Work instructions: Quote the whole listing exactly. Leave the pictures out of your copy.

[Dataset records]
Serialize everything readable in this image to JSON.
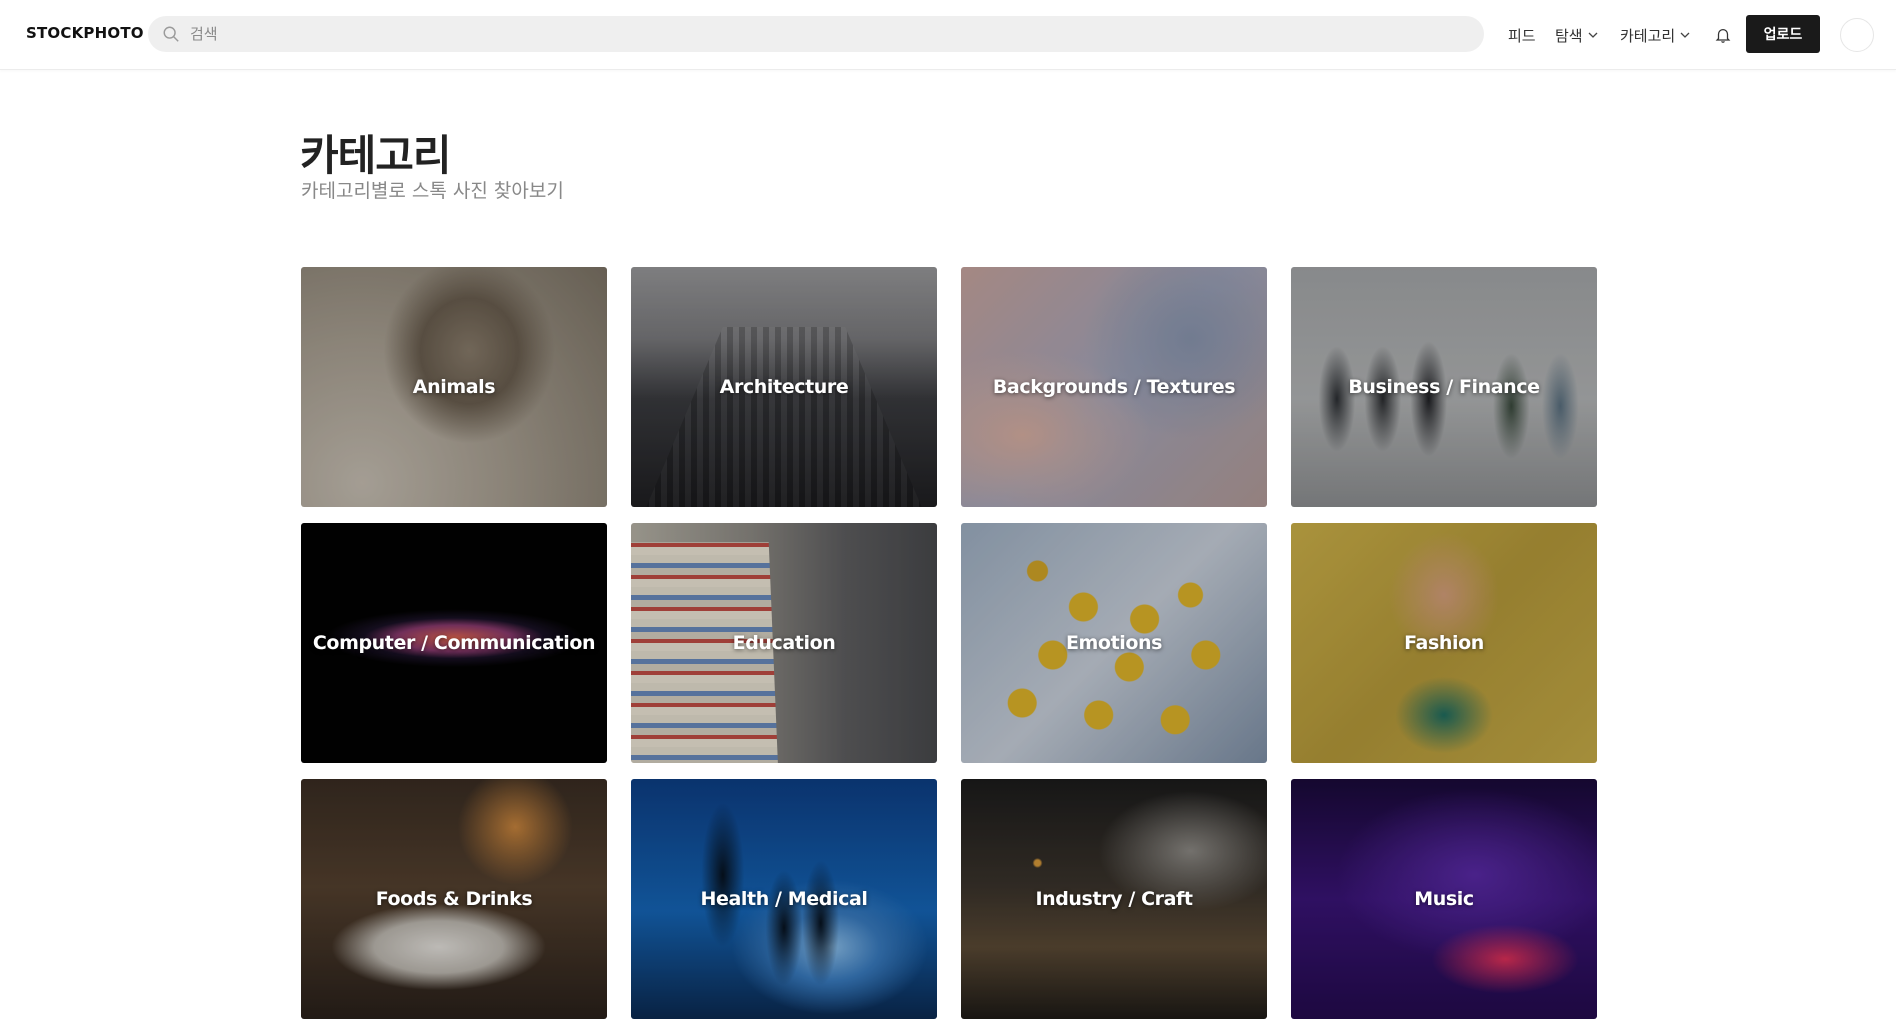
{
  "header": {
    "logo": "STOCKPHOTO",
    "search": {
      "placeholder": "검색",
      "value": ""
    },
    "nav": {
      "feed": "피드",
      "explore": "탐색",
      "category": "카테고리"
    },
    "upload_label": "업로드"
  },
  "page": {
    "title": "카테고리",
    "subtitle": "카테고리별로 스톡 사진 찾아보기"
  },
  "categories": [
    {
      "label": "Animals"
    },
    {
      "label": "Architecture"
    },
    {
      "label": "Backgrounds / Textures"
    },
    {
      "label": "Business / Finance"
    },
    {
      "label": "Computer / Communication"
    },
    {
      "label": "Education"
    },
    {
      "label": "Emotions"
    },
    {
      "label": "Fashion"
    },
    {
      "label": "Foods & Drinks"
    },
    {
      "label": "Health / Medical"
    },
    {
      "label": "Industry / Craft"
    },
    {
      "label": "Music"
    }
  ],
  "colors": {
    "upload_button_bg": "#1a1a1a",
    "search_bg": "#efefef"
  }
}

Exercise answer:
Serialize everything readable in this image to JSON.
{
  "header": {
    "logo": "STOCKPHOTO",
    "search": {
      "placeholder": "검색",
      "value": ""
    },
    "nav": {
      "feed": "피드",
      "explore": "탐색",
      "category": "카테고리"
    },
    "upload_label": "업로드"
  },
  "page": {
    "title": "카테고리",
    "subtitle": "카테고리별로 스톡 사진 찾아보기"
  },
  "categories": [
    {
      "label": "Animals"
    },
    {
      "label": "Architecture"
    },
    {
      "label": "Backgrounds / Textures"
    },
    {
      "label": "Business / Finance"
    },
    {
      "label": "Computer / Communication"
    },
    {
      "label": "Education"
    },
    {
      "label": "Emotions"
    },
    {
      "label": "Fashion"
    },
    {
      "label": "Foods & Drinks"
    },
    {
      "label": "Health / Medical"
    },
    {
      "label": "Industry / Craft"
    },
    {
      "label": "Music"
    }
  ],
  "colors": {
    "upload_button_bg": "#1a1a1a",
    "search_bg": "#efefef"
  }
}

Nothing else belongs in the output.